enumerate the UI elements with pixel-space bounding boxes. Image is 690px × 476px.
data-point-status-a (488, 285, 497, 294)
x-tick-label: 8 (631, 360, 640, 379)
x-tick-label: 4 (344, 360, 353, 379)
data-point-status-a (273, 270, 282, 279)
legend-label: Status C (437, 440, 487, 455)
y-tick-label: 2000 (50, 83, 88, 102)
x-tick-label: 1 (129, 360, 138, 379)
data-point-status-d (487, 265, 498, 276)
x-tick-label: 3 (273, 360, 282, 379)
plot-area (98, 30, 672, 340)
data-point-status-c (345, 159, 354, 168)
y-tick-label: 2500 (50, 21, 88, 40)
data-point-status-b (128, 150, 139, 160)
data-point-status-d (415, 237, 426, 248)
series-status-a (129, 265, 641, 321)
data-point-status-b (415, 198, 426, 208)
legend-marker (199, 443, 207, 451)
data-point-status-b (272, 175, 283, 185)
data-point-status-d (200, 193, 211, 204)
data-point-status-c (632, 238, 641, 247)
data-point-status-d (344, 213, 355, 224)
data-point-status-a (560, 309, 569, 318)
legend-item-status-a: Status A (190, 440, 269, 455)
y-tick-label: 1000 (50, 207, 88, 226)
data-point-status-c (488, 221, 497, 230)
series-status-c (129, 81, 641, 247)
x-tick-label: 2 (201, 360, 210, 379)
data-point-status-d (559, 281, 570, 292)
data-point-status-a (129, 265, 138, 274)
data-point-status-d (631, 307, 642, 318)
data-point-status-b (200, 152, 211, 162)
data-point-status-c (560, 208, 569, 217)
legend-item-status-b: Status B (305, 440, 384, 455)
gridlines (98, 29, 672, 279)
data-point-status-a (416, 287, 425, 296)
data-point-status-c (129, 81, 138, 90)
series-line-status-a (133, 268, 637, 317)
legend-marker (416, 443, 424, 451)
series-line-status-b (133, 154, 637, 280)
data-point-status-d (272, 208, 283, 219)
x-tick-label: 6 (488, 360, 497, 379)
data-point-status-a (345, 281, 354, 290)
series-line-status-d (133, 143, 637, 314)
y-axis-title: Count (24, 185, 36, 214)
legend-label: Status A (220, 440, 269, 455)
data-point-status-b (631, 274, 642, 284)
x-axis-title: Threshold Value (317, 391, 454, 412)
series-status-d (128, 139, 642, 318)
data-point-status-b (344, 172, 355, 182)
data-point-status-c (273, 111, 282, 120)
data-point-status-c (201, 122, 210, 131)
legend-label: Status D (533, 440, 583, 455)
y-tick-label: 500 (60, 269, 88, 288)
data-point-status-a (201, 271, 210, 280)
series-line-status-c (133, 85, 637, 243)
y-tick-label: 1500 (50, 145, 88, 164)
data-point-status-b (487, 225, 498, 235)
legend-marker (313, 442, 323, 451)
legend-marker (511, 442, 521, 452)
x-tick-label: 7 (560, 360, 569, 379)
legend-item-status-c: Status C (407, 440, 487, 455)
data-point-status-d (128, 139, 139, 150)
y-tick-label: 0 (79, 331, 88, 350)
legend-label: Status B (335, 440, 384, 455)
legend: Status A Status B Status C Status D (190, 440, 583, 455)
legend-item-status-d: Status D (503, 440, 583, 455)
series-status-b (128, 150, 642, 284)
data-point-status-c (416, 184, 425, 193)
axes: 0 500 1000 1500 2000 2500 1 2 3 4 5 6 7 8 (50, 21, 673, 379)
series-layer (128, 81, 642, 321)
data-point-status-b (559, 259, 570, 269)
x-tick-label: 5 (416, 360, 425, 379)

* [TASK TO CARRY OUT]
Copy out, word for word, every line of the items from the first line through the line containing "y-tick-label: 1000 (50, 207, 88, 226)", including both of those lines.

* [TASK ANSWER]
enumerate the UI elements with pixel-space bounding boxes. Image is 690px × 476px.
data-point-status-a (488, 285, 497, 294)
x-tick-label: 8 (631, 360, 640, 379)
x-tick-label: 4 (344, 360, 353, 379)
data-point-status-a (273, 270, 282, 279)
legend-label: Status C (437, 440, 487, 455)
y-tick-label: 2000 (50, 83, 88, 102)
x-tick-label: 1 (129, 360, 138, 379)
data-point-status-d (487, 265, 498, 276)
x-tick-label: 3 (273, 360, 282, 379)
plot-area (98, 30, 672, 340)
data-point-status-c (345, 159, 354, 168)
y-tick-label: 2500 (50, 21, 88, 40)
data-point-status-b (128, 150, 139, 160)
data-point-status-d (415, 237, 426, 248)
series-status-a (129, 265, 641, 321)
data-point-status-b (415, 198, 426, 208)
legend-marker (199, 443, 207, 451)
data-point-status-b (272, 175, 283, 185)
data-point-status-d (200, 193, 211, 204)
data-point-status-c (632, 238, 641, 247)
data-point-status-d (344, 213, 355, 224)
data-point-status-a (560, 309, 569, 318)
legend-item-status-a: Status A (190, 440, 269, 455)
y-tick-label: 1000 (50, 207, 88, 226)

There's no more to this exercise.